#### Task goal
Write the lines below out exactly, dropping each picture.

#### Extracted data

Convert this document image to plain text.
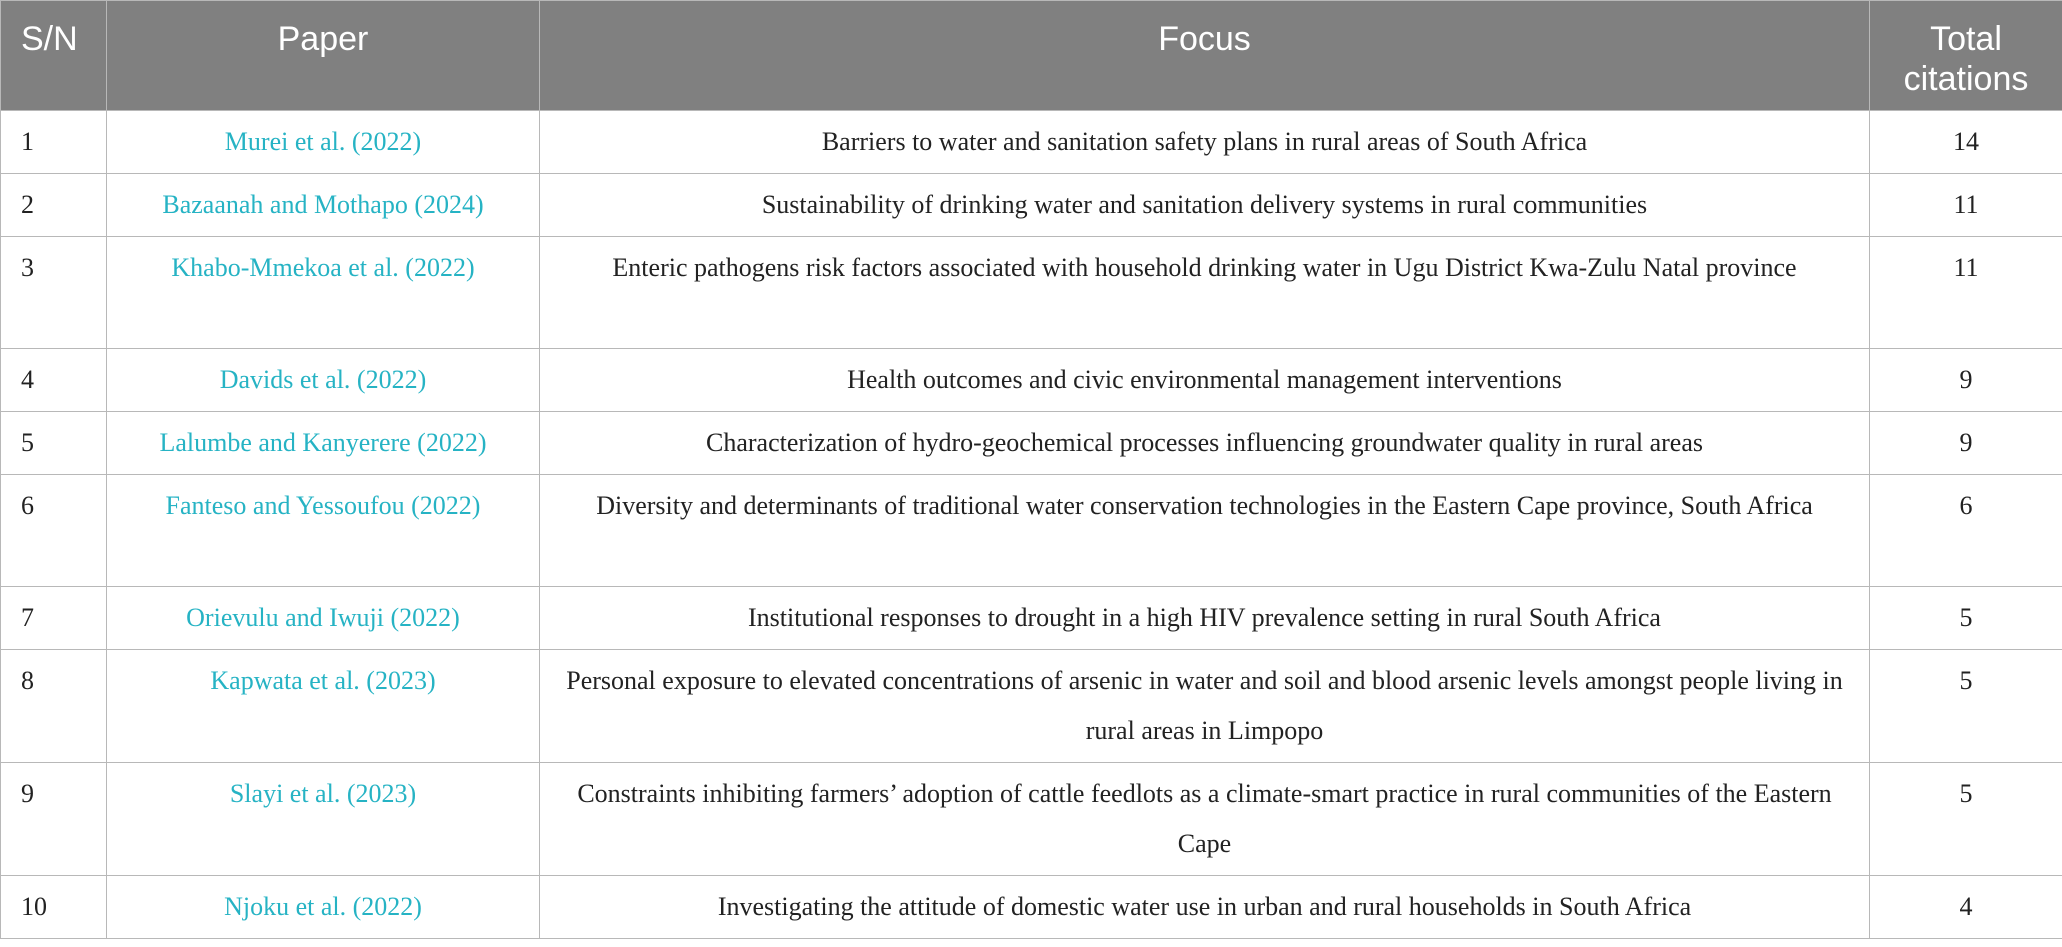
S/N	Paper	Focus	Total citations
1	Murei et al. (2022)	Barriers to water and sanitation safety plans in rural areas of South Africa	14
2	Bazaanah and Mothapo (2024)	Sustainability of drinking water and sanitation delivery systems in rural communities	11
3	Khabo-Mmekoa et al. (2022)	Enteric pathogens risk factors associated with household drinking water in Ugu District Kwa-Zulu Natal province	11
4	Davids et al. (2022)	Health outcomes and civic environmental management interventions	9
5	Lalumbe and Kanyerere (2022)	Characterization of hydro-geochemical processes influencing groundwater quality in rural areas	9
6	Fanteso and Yessoufou (2022)	Diversity and determinants of traditional water conservation technologies in the Eastern Cape province, South Africa	6
7	Orievulu and Iwuji (2022)	Institutional responses to drought in a high HIV prevalence setting in rural South Africa	5
8	Kapwata et al. (2023)	Personal exposure to elevated concentrations of arsenic in water and soil and blood arsenic levels amongst people living in rural areas in Limpopo	5
9	Slayi et al. (2023)	Constraints inhibiting farmers’ adoption of cattle feedlots as a climate-smart practice in rural communities of the Eastern Cape	5
10	Njoku et al. (2022)	Investigating the attitude of domestic water use in urban and rural households in South Africa	4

#### Your solution
Convert this document image to plain text.
S/N	Paper	Focus	Total citations
1	Murei et al. (2022)	Barriers to water and sanitation safety plans in rural areas of South Africa	14
2	Bazaanah and Mothapo (2024)	Sustainability of drinking water and sanitation delivery systems in rural communities	11
3	Khabo-Mmekoa et al. (2022)	Enteric pathogens risk factors associated with household drinking water in Ugu District Kwa-Zulu Natal province	11
4	Davids et al. (2022)	Health outcomes and civic environmental management interventions	9
5	Lalumbe and Kanyerere (2022)	Characterization of hydro-geochemical processes influencing groundwater quality in rural areas	9
6	Fanteso and Yessoufou (2022)	Diversity and determinants of traditional water conservation technologies in the Eastern Cape province, South Africa	6
7	Orievulu and Iwuji (2022)	Institutional responses to drought in a high HIV prevalence setting in rural South Africa	5
8	Kapwata et al. (2023)	Personal exposure to elevated concentrations of arsenic in water and soil and blood arsenic levels amongst people living in rural areas in Limpopo	5
9	Slayi et al. (2023)	Constraints inhibiting farmers’ adoption of cattle feedlots as a climate-smart practice in rural communities of the Eastern Cape	5
10	Njoku et al. (2022)	Investigating the attitude of domestic water use in urban and rural households in South Africa	4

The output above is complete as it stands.